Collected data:
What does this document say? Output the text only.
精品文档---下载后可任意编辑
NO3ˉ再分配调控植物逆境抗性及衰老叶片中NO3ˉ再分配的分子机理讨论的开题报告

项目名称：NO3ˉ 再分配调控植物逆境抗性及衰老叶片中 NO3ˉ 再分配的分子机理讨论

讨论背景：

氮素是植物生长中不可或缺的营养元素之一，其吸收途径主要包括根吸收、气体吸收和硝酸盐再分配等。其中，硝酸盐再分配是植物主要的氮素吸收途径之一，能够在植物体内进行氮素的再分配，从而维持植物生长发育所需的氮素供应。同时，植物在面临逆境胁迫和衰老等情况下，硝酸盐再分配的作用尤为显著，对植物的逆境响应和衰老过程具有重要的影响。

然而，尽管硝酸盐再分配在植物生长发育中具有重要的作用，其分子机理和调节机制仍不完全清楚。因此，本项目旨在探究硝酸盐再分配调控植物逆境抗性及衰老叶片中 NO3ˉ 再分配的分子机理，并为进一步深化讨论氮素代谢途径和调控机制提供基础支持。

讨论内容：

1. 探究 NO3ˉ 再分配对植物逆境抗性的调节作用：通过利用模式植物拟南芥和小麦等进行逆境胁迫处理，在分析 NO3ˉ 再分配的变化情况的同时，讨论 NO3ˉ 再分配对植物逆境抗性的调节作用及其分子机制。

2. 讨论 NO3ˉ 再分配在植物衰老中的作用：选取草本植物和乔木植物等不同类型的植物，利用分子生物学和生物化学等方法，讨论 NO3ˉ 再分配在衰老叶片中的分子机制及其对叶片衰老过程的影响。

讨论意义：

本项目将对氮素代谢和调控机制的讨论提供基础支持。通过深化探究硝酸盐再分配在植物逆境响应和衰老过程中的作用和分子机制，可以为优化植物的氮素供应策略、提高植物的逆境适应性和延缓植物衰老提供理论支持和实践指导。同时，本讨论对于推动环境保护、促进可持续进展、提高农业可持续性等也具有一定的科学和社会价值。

Given request: From the listing above, extract all records word for word.

Result of the task:
What does this document say? Output the text only.
精品文档---下载后可任意编辑
NO3ˉ再分配调控植物逆境抗性及衰老叶片中NO3ˉ再分配的分子机理讨论的开题报告

项目名称：NO3ˉ 再分配调控植物逆境抗性及衰老叶片中 NO3ˉ 再分配的分子机理讨论

讨论背景：

氮素是植物生长中不可或缺的营养元素之一，其吸收途径主要包括根吸收、气体吸收和硝酸盐再分配等。其中，硝酸盐再分配是植物主要的氮素吸收途径之一，能够在植物体内进行氮素的再分配，从而维持植物生长发育所需的氮素供应。同时，植物在面临逆境胁迫和衰老等情况下，硝酸盐再分配的作用尤为显著，对植物的逆境响应和衰老过程具有重要的影响。

然而，尽管硝酸盐再分配在植物生长发育中具有重要的作用，其分子机理和调节机制仍不完全清楚。因此，本项目旨在探究硝酸盐再分配调控植物逆境抗性及衰老叶片中 NO3ˉ 再分配的分子机理，并为进一步深化讨论氮素代谢途径和调控机制提供基础支持。

讨论内容：

1. 探究 NO3ˉ 再分配对植物逆境抗性的调节作用：通过利用模式植物拟南芥和小麦等进行逆境胁迫处理，在分析 NO3ˉ 再分配的变化情况的同时，讨论 NO3ˉ 再分配对植物逆境抗性的调节作用及其分子机制。

2. 讨论 NO3ˉ 再分配在植物衰老中的作用：选取草本植物和乔木植物等不同类型的植物，利用分子生物学和生物化学等方法，讨论 NO3ˉ 再分配在衰老叶片中的分子机制及其对叶片衰老过程的影响。

讨论意义：

本项目将对氮素代谢和调控机制的讨论提供基础支持。通过深化探究硝酸盐再分配在植物逆境响应和衰老过程中的作用和分子机制，可以为优化植物的氮素供应策略、提高植物的逆境适应性和延缓植物衰老提供理论支持和实践指导。同时，本讨论对于推动环境保护、促进可持续进展、提高农业可持续性等也具有一定的科学和社会价值。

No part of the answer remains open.